--- Extracted records ---

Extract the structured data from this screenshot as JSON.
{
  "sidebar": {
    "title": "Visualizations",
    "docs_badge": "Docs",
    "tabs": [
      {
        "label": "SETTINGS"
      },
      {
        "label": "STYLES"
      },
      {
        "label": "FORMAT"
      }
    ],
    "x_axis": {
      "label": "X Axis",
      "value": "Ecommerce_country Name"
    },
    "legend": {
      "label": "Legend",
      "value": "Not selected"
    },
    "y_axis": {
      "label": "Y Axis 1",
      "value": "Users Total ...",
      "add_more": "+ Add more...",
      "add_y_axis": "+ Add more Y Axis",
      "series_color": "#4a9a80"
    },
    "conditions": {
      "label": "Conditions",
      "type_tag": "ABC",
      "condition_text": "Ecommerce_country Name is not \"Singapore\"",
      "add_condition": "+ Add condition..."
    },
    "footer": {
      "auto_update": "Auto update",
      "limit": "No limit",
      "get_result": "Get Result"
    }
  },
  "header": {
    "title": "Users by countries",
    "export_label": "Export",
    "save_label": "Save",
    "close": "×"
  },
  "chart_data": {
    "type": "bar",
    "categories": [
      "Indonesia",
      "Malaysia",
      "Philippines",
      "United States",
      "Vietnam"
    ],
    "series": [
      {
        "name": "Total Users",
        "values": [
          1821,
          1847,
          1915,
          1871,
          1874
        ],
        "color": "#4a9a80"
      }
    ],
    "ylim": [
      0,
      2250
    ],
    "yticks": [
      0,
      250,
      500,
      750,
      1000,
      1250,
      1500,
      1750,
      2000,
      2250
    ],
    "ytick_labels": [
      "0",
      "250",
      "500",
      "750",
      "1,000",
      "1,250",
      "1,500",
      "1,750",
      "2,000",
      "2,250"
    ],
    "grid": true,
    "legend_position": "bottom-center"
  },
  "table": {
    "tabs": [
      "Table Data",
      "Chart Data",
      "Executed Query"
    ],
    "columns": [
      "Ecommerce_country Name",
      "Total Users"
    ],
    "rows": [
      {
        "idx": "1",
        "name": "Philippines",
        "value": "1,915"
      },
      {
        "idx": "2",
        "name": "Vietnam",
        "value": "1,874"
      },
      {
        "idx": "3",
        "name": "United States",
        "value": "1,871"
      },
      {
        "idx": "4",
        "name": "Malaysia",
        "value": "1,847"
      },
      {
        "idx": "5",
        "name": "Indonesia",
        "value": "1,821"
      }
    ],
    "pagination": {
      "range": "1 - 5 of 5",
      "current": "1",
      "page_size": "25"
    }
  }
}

---

◆ **Aim of the exercise**
Nothing in the listing may be changed; retype it all exactly.

◆ **The result**
Extract the structured data from this screenshot as JSON.
{
  "sidebar": {
    "title": "Visualizations",
    "docs_badge": "Docs",
    "tabs": [
      {
        "label": "SETTINGS"
      },
      {
        "label": "STYLES"
      },
      {
        "label": "FORMAT"
      }
    ],
    "x_axis": {
      "label": "X Axis",
      "value": "Ecommerce_country Name"
    },
    "legend": {
      "label": "Legend",
      "value": "Not selected"
    },
    "y_axis": {
      "label": "Y Axis 1",
      "value": "Users Total ...",
      "add_more": "+ Add more...",
      "add_y_axis": "+ Add more Y Axis",
      "series_color": "#4a9a80"
    },
    "conditions": {
      "label": "Conditions",
      "type_tag": "ABC",
      "condition_text": "Ecommerce_country Name is not \"Singapore\"",
      "add_condition": "+ Add condition..."
    },
    "footer": {
      "auto_update": "Auto update",
      "limit": "No limit",
      "get_result": "Get Result"
    }
  },
  "header": {
    "title": "Users by countries",
    "export_label": "Export",
    "save_label": "Save",
    "close": "×"
  },
  "chart_data": {
    "type": "bar",
    "categories": [
      "Indonesia",
      "Malaysia",
      "Philippines",
      "United States",
      "Vietnam"
    ],
    "series": [
      {
        "name": "Total Users",
        "values": [
          1821,
          1847,
          1915,
          1871,
          1874
        ],
        "color": "#4a9a80"
      }
    ],
    "ylim": [
      0,
      2250
    ],
    "yticks": [
      0,
      250,
      500,
      750,
      1000,
      1250,
      1500,
      1750,
      2000,
      2250
    ],
    "ytick_labels": [
      "0",
      "250",
      "500",
      "750",
      "1,000",
      "1,250",
      "1,500",
      "1,750",
      "2,000",
      "2,250"
    ],
    "grid": true,
    "legend_position": "bottom-center"
  },
  "table": {
    "tabs": [
      "Table Data",
      "Chart Data",
      "Executed Query"
    ],
    "columns": [
      "Ecommerce_country Name",
      "Total Users"
    ],
    "rows": [
      {
        "idx": "1",
        "name": "Philippines",
        "value": "1,915"
      },
      {
        "idx": "2",
        "name": "Vietnam",
        "value": "1,874"
      },
      {
        "idx": "3",
        "name": "United States",
        "value": "1,871"
      },
      {
        "idx": "4",
        "name": "Malaysia",
        "value": "1,847"
      },
      {
        "idx": "5",
        "name": "Indonesia",
        "value": "1,821"
      }
    ],
    "pagination": {
      "range": "1 - 5 of 5",
      "current": "1",
      "page_size": "25"
    }
  }
}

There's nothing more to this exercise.